*Exercise details*
Your task is to output the data exactly as it stands.

■ ■ ■ ■

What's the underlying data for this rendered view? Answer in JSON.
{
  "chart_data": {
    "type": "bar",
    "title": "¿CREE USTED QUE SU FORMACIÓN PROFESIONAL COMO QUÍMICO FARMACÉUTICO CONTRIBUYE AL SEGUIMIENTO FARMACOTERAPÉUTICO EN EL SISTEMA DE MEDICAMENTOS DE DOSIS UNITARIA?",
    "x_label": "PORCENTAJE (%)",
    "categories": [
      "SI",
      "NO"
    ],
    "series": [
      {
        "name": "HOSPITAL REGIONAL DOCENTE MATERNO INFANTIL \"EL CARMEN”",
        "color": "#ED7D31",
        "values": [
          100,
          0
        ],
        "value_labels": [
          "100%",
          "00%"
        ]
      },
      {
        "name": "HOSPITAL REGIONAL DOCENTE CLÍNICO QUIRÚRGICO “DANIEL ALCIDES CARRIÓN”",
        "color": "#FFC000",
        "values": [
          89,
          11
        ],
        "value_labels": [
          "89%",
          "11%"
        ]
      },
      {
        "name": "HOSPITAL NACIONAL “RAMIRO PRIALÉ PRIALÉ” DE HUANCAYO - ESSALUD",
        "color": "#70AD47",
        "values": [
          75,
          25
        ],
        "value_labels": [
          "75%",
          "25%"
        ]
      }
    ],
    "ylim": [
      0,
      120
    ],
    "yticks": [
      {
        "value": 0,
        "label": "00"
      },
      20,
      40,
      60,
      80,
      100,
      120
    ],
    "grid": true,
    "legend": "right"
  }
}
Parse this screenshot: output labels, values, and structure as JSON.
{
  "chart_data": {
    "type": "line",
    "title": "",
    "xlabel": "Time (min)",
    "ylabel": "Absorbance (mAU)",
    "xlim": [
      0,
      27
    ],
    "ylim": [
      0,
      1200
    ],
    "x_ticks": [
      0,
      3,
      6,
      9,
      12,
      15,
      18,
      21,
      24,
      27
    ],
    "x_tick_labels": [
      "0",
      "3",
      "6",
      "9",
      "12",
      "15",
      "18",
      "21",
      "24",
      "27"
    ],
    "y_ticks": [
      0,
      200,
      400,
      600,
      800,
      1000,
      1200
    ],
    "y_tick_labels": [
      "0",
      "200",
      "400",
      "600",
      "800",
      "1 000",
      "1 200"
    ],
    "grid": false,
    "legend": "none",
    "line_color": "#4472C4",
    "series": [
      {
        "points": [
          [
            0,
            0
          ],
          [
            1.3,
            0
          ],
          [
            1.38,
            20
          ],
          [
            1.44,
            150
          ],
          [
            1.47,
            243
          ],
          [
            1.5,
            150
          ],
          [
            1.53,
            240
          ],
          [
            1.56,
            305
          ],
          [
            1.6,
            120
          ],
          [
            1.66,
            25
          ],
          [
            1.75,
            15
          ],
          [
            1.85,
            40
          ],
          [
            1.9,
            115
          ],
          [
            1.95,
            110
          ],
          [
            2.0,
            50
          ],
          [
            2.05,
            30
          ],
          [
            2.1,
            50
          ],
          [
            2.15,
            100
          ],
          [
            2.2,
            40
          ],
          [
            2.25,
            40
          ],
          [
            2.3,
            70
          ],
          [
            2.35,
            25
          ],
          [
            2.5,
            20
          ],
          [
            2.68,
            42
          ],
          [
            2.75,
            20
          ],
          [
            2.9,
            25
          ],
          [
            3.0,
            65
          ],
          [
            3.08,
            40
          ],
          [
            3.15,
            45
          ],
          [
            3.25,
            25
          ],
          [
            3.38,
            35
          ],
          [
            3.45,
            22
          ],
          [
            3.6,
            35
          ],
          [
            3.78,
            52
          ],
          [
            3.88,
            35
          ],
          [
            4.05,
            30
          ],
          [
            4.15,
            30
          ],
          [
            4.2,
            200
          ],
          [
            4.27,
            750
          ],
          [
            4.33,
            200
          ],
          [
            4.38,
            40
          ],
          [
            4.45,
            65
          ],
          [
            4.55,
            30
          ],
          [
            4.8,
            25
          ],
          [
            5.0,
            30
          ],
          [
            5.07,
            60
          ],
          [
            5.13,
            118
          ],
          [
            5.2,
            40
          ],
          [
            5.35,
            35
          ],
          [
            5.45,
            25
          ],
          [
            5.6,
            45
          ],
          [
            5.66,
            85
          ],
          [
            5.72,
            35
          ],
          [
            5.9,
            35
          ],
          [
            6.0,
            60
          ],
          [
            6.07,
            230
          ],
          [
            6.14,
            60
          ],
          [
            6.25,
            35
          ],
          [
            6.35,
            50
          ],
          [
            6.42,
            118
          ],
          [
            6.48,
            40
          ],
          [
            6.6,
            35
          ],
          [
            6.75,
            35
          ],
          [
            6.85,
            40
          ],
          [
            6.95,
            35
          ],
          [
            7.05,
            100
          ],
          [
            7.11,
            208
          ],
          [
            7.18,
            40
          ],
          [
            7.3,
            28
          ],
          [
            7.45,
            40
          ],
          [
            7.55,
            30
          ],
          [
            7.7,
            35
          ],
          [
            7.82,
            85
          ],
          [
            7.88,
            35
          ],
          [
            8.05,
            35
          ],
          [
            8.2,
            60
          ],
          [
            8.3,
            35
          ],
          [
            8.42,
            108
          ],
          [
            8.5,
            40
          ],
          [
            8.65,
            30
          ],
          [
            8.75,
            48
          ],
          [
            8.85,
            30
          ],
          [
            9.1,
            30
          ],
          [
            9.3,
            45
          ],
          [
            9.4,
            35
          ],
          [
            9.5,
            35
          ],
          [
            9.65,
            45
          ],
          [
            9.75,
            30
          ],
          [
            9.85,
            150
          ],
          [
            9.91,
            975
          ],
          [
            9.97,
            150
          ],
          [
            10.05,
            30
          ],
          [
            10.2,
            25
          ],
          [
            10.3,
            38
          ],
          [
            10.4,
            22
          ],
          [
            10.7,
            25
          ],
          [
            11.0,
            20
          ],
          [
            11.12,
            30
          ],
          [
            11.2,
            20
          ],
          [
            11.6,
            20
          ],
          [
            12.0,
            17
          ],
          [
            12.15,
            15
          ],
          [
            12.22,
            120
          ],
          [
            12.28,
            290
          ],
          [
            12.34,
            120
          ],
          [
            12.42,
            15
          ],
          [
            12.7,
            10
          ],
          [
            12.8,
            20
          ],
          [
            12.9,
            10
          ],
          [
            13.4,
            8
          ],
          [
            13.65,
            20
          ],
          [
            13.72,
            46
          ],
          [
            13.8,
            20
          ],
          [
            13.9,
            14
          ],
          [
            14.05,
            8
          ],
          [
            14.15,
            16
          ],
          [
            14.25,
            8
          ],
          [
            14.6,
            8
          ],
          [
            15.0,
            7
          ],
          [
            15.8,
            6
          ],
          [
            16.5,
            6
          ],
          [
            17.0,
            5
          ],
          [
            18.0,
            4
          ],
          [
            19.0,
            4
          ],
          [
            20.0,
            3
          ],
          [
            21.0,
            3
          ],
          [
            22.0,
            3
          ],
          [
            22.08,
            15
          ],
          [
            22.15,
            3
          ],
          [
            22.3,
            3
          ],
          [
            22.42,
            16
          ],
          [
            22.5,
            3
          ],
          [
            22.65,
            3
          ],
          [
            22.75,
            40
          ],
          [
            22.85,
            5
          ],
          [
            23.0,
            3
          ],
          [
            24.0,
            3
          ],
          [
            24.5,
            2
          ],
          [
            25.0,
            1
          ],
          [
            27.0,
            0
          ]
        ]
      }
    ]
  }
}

■ ■ ■ ■

*Answer to the task*
What's the underlying data for this rendered view? Answer in JSON.
{
  "chart_data": {
    "type": "bar",
    "title": "¿CREE USTED QUE SU FORMACIÓN PROFESIONAL COMO QUÍMICO FARMACÉUTICO CONTRIBUYE AL SEGUIMIENTO FARMACOTERAPÉUTICO EN EL SISTEMA DE MEDICAMENTOS DE DOSIS UNITARIA?",
    "x_label": "PORCENTAJE (%)",
    "categories": [
      "SI",
      "NO"
    ],
    "series": [
      {
        "name": "HOSPITAL REGIONAL DOCENTE MATERNO INFANTIL \"EL CARMEN”",
        "color": "#ED7D31",
        "values": [
          100,
          0
        ],
        "value_labels": [
          "100%",
          "00%"
        ]
      },
      {
        "name": "HOSPITAL REGIONAL DOCENTE CLÍNICO QUIRÚRGICO “DANIEL ALCIDES CARRIÓN”",
        "color": "#FFC000",
        "values": [
          89,
          11
        ],
        "value_labels": [
          "89%",
          "11%"
        ]
      },
      {
        "name": "HOSPITAL NACIONAL “RAMIRO PRIALÉ PRIALÉ” DE HUANCAYO - ESSALUD",
        "color": "#70AD47",
        "values": [
          75,
          25
        ],
        "value_labels": [
          "75%",
          "25%"
        ]
      }
    ],
    "ylim": [
      0,
      120
    ],
    "yticks": [
      {
        "value": 0,
        "label": "00"
      },
      20,
      40,
      60,
      80,
      100,
      120
    ],
    "grid": true,
    "legend": "right"
  }
}
Parse this screenshot: output labels, values, and structure as JSON.
{
  "chart_data": {
    "type": "line",
    "title": "",
    "xlabel": "Time (min)",
    "ylabel": "Absorbance (mAU)",
    "xlim": [
      0,
      27
    ],
    "ylim": [
      0,
      1200
    ],
    "x_ticks": [
      0,
      3,
      6,
      9,
      12,
      15,
      18,
      21,
      24,
      27
    ],
    "x_tick_labels": [
      "0",
      "3",
      "6",
      "9",
      "12",
      "15",
      "18",
      "21",
      "24",
      "27"
    ],
    "y_ticks": [
      0,
      200,
      400,
      600,
      800,
      1000,
      1200
    ],
    "y_tick_labels": [
      "0",
      "200",
      "400",
      "600",
      "800",
      "1 000",
      "1 200"
    ],
    "grid": false,
    "legend": "none",
    "line_color": "#4472C4",
    "series": [
      {
        "points": [
          [
            0,
            0
          ],
          [
            1.3,
            0
          ],
          [
            1.38,
            20
          ],
          [
            1.44,
            150
          ],
          [
            1.47,
            243
          ],
          [
            1.5,
            150
          ],
          [
            1.53,
            240
          ],
          [
            1.56,
            305
          ],
          [
            1.6,
            120
          ],
          [
            1.66,
            25
          ],
          [
            1.75,
            15
          ],
          [
            1.85,
            40
          ],
          [
            1.9,
            115
          ],
          [
            1.95,
            110
          ],
          [
            2.0,
            50
          ],
          [
            2.05,
            30
          ],
          [
            2.1,
            50
          ],
          [
            2.15,
            100
          ],
          [
            2.2,
            40
          ],
          [
            2.25,
            40
          ],
          [
            2.3,
            70
          ],
          [
            2.35,
            25
          ],
          [
            2.5,
            20
          ],
          [
            2.68,
            42
          ],
          [
            2.75,
            20
          ],
          [
            2.9,
            25
          ],
          [
            3.0,
            65
          ],
          [
            3.08,
            40
          ],
          [
            3.15,
            45
          ],
          [
            3.25,
            25
          ],
          [
            3.38,
            35
          ],
          [
            3.45,
            22
          ],
          [
            3.6,
            35
          ],
          [
            3.78,
            52
          ],
          [
            3.88,
            35
          ],
          [
            4.05,
            30
          ],
          [
            4.15,
            30
          ],
          [
            4.2,
            200
          ],
          [
            4.27,
            750
          ],
          [
            4.33,
            200
          ],
          [
            4.38,
            40
          ],
          [
            4.45,
            65
          ],
          [
            4.55,
            30
          ],
          [
            4.8,
            25
          ],
          [
            5.0,
            30
          ],
          [
            5.07,
            60
          ],
          [
            5.13,
            118
          ],
          [
            5.2,
            40
          ],
          [
            5.35,
            35
          ],
          [
            5.45,
            25
          ],
          [
            5.6,
            45
          ],
          [
            5.66,
            85
          ],
          [
            5.72,
            35
          ],
          [
            5.9,
            35
          ],
          [
            6.0,
            60
          ],
          [
            6.07,
            230
          ],
          [
            6.14,
            60
          ],
          [
            6.25,
            35
          ],
          [
            6.35,
            50
          ],
          [
            6.42,
            118
          ],
          [
            6.48,
            40
          ],
          [
            6.6,
            35
          ],
          [
            6.75,
            35
          ],
          [
            6.85,
            40
          ],
          [
            6.95,
            35
          ],
          [
            7.05,
            100
          ],
          [
            7.11,
            208
          ],
          [
            7.18,
            40
          ],
          [
            7.3,
            28
          ],
          [
            7.45,
            40
          ],
          [
            7.55,
            30
          ],
          [
            7.7,
            35
          ],
          [
            7.82,
            85
          ],
          [
            7.88,
            35
          ],
          [
            8.05,
            35
          ],
          [
            8.2,
            60
          ],
          [
            8.3,
            35
          ],
          [
            8.42,
            108
          ],
          [
            8.5,
            40
          ],
          [
            8.65,
            30
          ],
          [
            8.75,
            48
          ],
          [
            8.85,
            30
          ],
          [
            9.1,
            30
          ],
          [
            9.3,
            45
          ],
          [
            9.4,
            35
          ],
          [
            9.5,
            35
          ],
          [
            9.65,
            45
          ],
          [
            9.75,
            30
          ],
          [
            9.85,
            150
          ],
          [
            9.91,
            975
          ],
          [
            9.97,
            150
          ],
          [
            10.05,
            30
          ],
          [
            10.2,
            25
          ],
          [
            10.3,
            38
          ],
          [
            10.4,
            22
          ],
          [
            10.7,
            25
          ],
          [
            11.0,
            20
          ],
          [
            11.12,
            30
          ],
          [
            11.2,
            20
          ],
          [
            11.6,
            20
          ],
          [
            12.0,
            17
          ],
          [
            12.15,
            15
          ],
          [
            12.22,
            120
          ],
          [
            12.28,
            290
          ],
          [
            12.34,
            120
          ],
          [
            12.42,
            15
          ],
          [
            12.7,
            10
          ],
          [
            12.8,
            20
          ],
          [
            12.9,
            10
          ],
          [
            13.4,
            8
          ],
          [
            13.65,
            20
          ],
          [
            13.72,
            46
          ],
          [
            13.8,
            20
          ],
          [
            13.9,
            14
          ],
          [
            14.05,
            8
          ],
          [
            14.15,
            16
          ],
          [
            14.25,
            8
          ],
          [
            14.6,
            8
          ],
          [
            15.0,
            7
          ],
          [
            15.8,
            6
          ],
          [
            16.5,
            6
          ],
          [
            17.0,
            5
          ],
          [
            18.0,
            4
          ],
          [
            19.0,
            4
          ],
          [
            20.0,
            3
          ],
          [
            21.0,
            3
          ],
          [
            22.0,
            3
          ],
          [
            22.08,
            15
          ],
          [
            22.15,
            3
          ],
          [
            22.3,
            3
          ],
          [
            22.42,
            16
          ],
          [
            22.5,
            3
          ],
          [
            22.65,
            3
          ],
          [
            22.75,
            40
          ],
          [
            22.85,
            5
          ],
          [
            23.0,
            3
          ],
          [
            24.0,
            3
          ],
          [
            24.5,
            2
          ],
          [
            25.0,
            1
          ],
          [
            27.0,
            0
          ]
        ]
      }
    ]
  }
}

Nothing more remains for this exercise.